── ROWS ──

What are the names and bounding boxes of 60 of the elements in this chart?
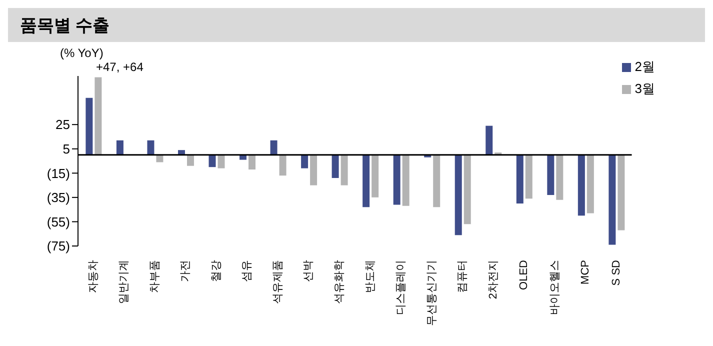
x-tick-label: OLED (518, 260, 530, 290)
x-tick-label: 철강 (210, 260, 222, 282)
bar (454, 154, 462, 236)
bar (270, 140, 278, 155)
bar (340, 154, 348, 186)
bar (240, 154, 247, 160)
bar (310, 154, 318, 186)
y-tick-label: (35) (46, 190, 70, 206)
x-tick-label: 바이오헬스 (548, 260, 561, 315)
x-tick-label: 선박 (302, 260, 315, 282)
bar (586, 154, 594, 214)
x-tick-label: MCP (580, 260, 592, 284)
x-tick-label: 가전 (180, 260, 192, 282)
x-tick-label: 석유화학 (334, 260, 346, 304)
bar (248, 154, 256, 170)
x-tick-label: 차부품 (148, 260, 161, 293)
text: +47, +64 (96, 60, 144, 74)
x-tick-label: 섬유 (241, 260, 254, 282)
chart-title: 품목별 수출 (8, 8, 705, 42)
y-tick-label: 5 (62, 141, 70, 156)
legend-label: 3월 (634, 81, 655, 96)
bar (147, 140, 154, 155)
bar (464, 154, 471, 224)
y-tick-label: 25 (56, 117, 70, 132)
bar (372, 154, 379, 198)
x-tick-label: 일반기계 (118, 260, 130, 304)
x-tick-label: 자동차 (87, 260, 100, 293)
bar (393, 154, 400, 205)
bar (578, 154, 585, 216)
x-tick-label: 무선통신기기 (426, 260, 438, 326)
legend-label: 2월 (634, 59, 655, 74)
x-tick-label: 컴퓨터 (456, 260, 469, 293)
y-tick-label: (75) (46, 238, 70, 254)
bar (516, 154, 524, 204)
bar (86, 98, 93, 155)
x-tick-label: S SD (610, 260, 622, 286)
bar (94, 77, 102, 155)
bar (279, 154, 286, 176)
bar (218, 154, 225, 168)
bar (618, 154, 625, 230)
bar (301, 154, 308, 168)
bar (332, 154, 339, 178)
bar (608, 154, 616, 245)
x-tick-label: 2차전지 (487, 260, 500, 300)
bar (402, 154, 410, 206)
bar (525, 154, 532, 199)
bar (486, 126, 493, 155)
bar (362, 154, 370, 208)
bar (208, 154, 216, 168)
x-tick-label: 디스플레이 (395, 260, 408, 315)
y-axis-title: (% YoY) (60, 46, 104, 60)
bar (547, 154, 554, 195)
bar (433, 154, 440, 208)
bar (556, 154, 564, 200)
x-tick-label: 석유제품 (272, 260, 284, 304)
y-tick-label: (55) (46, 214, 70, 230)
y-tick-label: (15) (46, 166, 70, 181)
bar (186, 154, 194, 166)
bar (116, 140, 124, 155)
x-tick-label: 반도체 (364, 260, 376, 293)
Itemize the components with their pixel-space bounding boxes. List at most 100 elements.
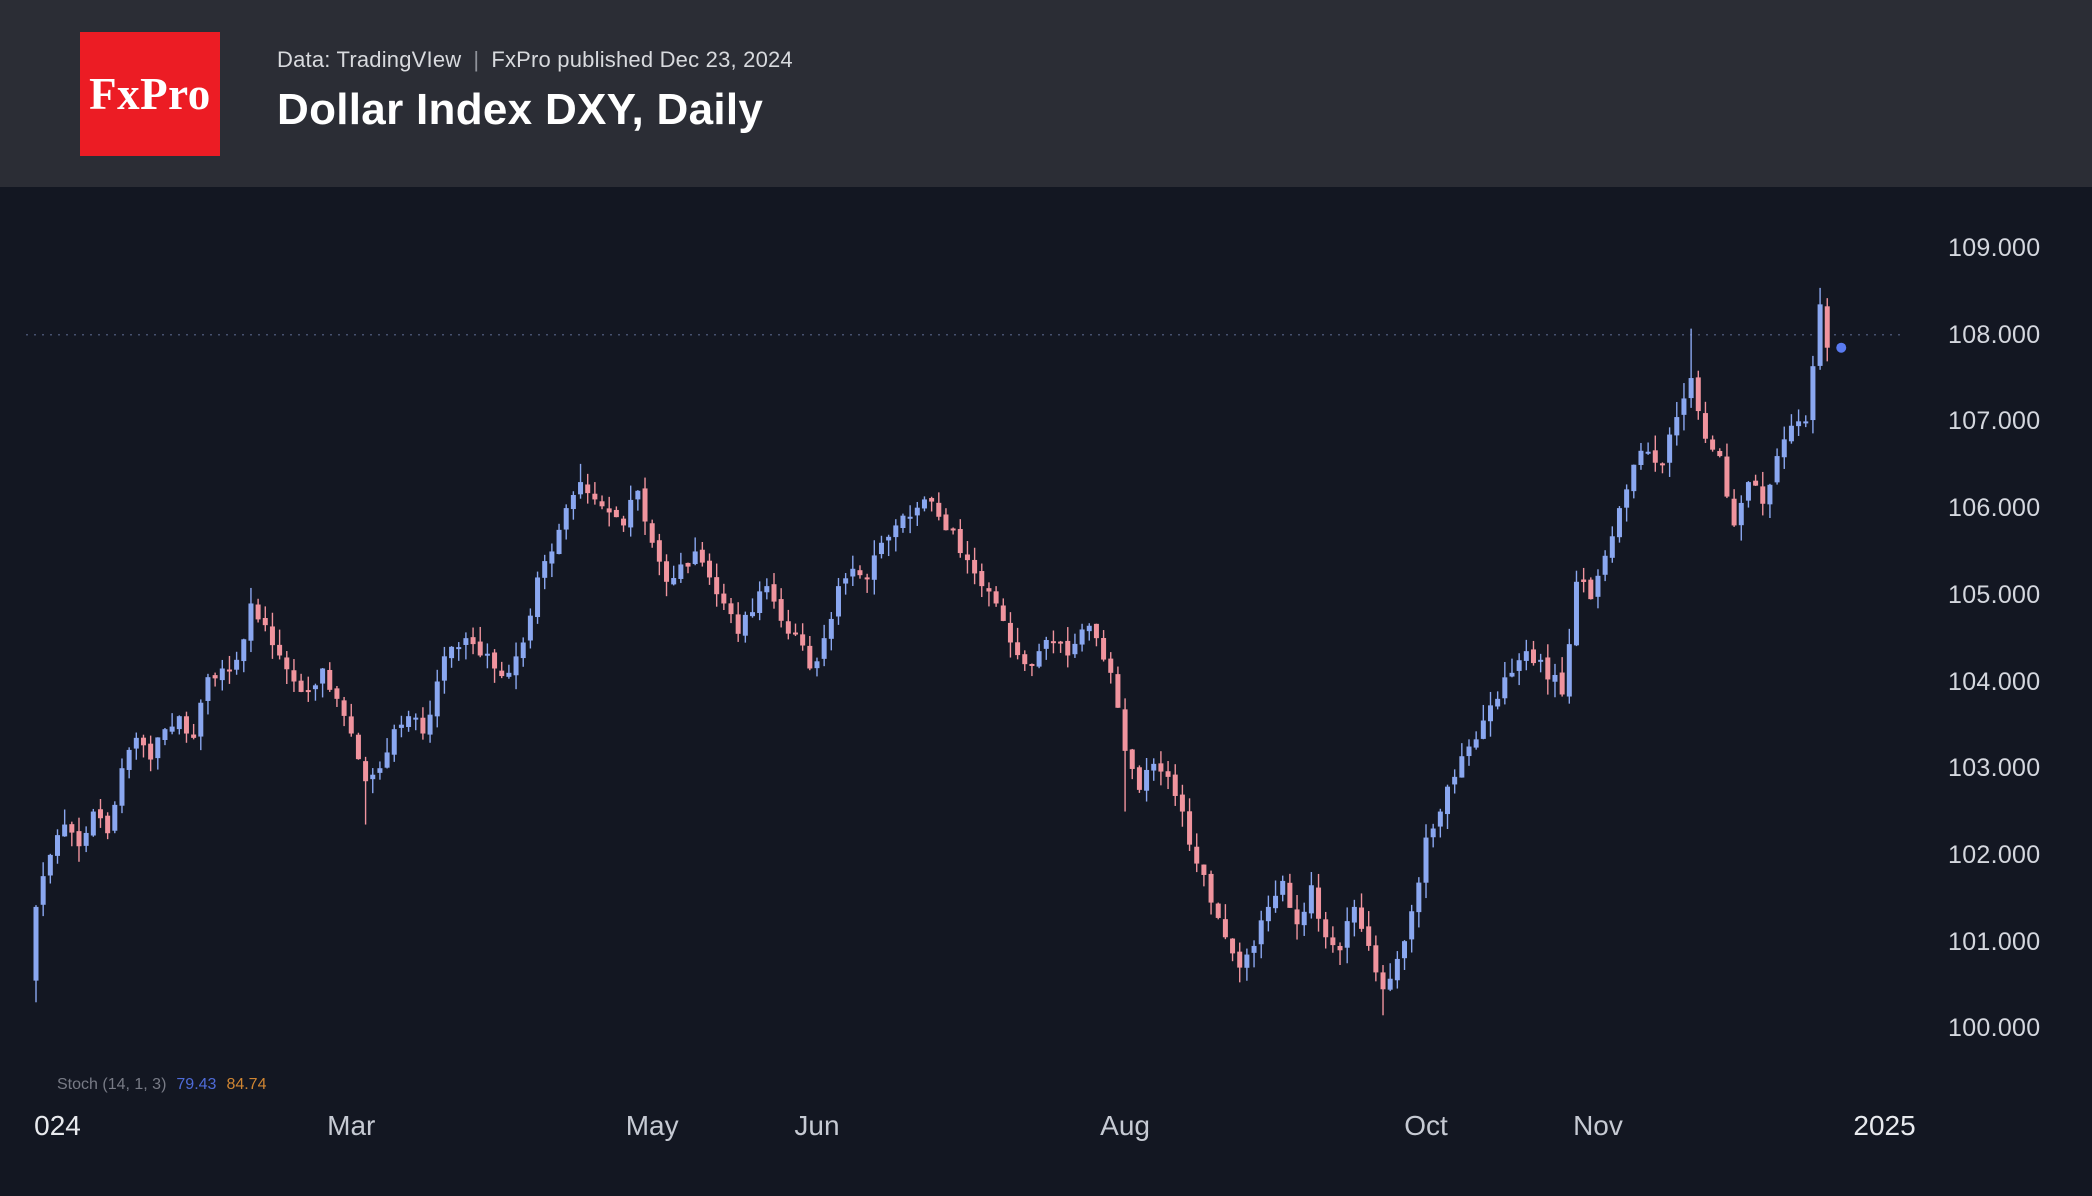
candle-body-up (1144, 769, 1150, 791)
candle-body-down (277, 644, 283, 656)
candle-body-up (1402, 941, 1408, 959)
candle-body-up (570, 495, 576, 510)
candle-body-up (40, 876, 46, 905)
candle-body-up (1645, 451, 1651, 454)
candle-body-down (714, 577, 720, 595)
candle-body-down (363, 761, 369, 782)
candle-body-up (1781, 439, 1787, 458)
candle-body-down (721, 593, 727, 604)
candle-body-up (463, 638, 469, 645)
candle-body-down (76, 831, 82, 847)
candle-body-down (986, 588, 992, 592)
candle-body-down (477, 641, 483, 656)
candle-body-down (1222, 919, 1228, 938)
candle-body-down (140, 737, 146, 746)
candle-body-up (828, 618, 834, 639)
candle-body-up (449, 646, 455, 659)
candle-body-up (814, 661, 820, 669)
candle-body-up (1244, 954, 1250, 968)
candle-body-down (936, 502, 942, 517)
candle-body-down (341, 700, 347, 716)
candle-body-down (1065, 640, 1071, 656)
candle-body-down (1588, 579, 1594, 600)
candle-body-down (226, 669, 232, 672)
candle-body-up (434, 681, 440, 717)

───

YOUR INSTRUCTIONS => Rewrite all of the data above, replacing "x-tick-label" with "x-axis-label" and leaving everything else unchanged. Leave the pictures out.

SOLUTION BELOW =>
What are the names and bounding boxes of 60 of the elements in this chart?
x-axis-label: OLED (518, 260, 530, 290)
x-axis-label: 철강 (210, 260, 222, 282)
bar (454, 154, 462, 236)
bar (270, 140, 278, 155)
bar (340, 154, 348, 186)
bar (240, 154, 247, 160)
bar (310, 154, 318, 186)
y-tick-label: (35) (46, 190, 70, 206)
x-axis-label: 바이오헬스 (548, 260, 561, 315)
x-axis-label: 선박 (302, 260, 315, 282)
bar (586, 154, 594, 214)
x-axis-label: MCP (580, 260, 592, 284)
x-axis-label: 가전 (180, 260, 192, 282)
x-axis-label: 석유화학 (334, 260, 346, 304)
bar (248, 154, 256, 170)
x-axis-label: 차부품 (148, 260, 161, 293)
text: +47, +64 (96, 60, 144, 74)
x-axis-label: 섬유 (241, 260, 254, 282)
chart-title: 품목별 수출 (8, 8, 705, 42)
y-tick-label: 5 (62, 141, 70, 156)
legend-label: 3월 (634, 81, 655, 96)
bar (147, 140, 154, 155)
bar (464, 154, 471, 224)
y-tick-label: 25 (56, 117, 70, 132)
bar (372, 154, 379, 198)
x-axis-label: 일반기계 (118, 260, 130, 304)
x-axis-label: 자동차 (87, 260, 100, 293)
bar (393, 154, 400, 205)
bar (578, 154, 585, 216)
x-axis-label: 무선통신기기 (426, 260, 438, 326)
legend-label: 2월 (634, 59, 655, 74)
x-axis-label: 컴퓨터 (456, 260, 469, 293)
y-tick-label: (75) (46, 238, 70, 254)
bar (516, 154, 524, 204)
bar (86, 98, 93, 155)
x-axis-label: S SD (610, 260, 622, 286)
bar (94, 77, 102, 155)
bar (279, 154, 286, 176)
bar (218, 154, 225, 168)
bar (618, 154, 625, 230)
bar (301, 154, 308, 168)
bar (332, 154, 339, 178)
bar (608, 154, 616, 245)
x-axis-label: 2차전지 (487, 260, 500, 300)
bar (402, 154, 410, 206)
bar (525, 154, 532, 199)
bar (486, 126, 493, 155)
bar (362, 154, 370, 208)
bar (208, 154, 216, 168)
x-axis-label: 디스플레이 (395, 260, 408, 315)
y-axis-title: (% YoY) (60, 46, 104, 60)
bar (547, 154, 554, 195)
bar (433, 154, 440, 208)
bar (556, 154, 564, 200)
x-axis-label: 석유제품 (272, 260, 284, 304)
y-tick-label: (55) (46, 214, 70, 230)
y-tick-label: (15) (46, 166, 70, 181)
bar (186, 154, 194, 166)
bar (116, 140, 124, 155)
x-axis-label: 반도체 (364, 260, 376, 293)
Itemize the components with their pixel-space bounding boxes. List at most 100 elements.
candle-body-up (1144, 769, 1150, 791)
candle-body-down (277, 644, 283, 656)
candle-body-up (1402, 941, 1408, 959)
candle-body-up (570, 495, 576, 510)
candle-body-up (40, 876, 46, 905)
candle-body-up (1645, 451, 1651, 454)
candle-body-down (714, 577, 720, 595)
candle-body-down (363, 761, 369, 782)
candle-body-up (1781, 439, 1787, 458)
candle-body-down (721, 593, 727, 604)
candle-body-up (463, 638, 469, 645)
candle-body-down (76, 831, 82, 847)
candle-body-down (986, 588, 992, 592)
candle-body-down (477, 641, 483, 656)
candle-body-down (1222, 919, 1228, 938)
candle-body-down (140, 737, 146, 746)
candle-body-up (828, 618, 834, 639)
candle-body-up (449, 646, 455, 659)
candle-body-up (814, 661, 820, 669)
candle-body-up (1244, 954, 1250, 968)
candle-body-down (936, 502, 942, 517)
candle-body-down (341, 700, 347, 716)
candle-body-down (1065, 640, 1071, 656)
candle-body-down (1588, 579, 1594, 600)
candle-body-down (226, 669, 232, 672)
candle-body-up (434, 681, 440, 717)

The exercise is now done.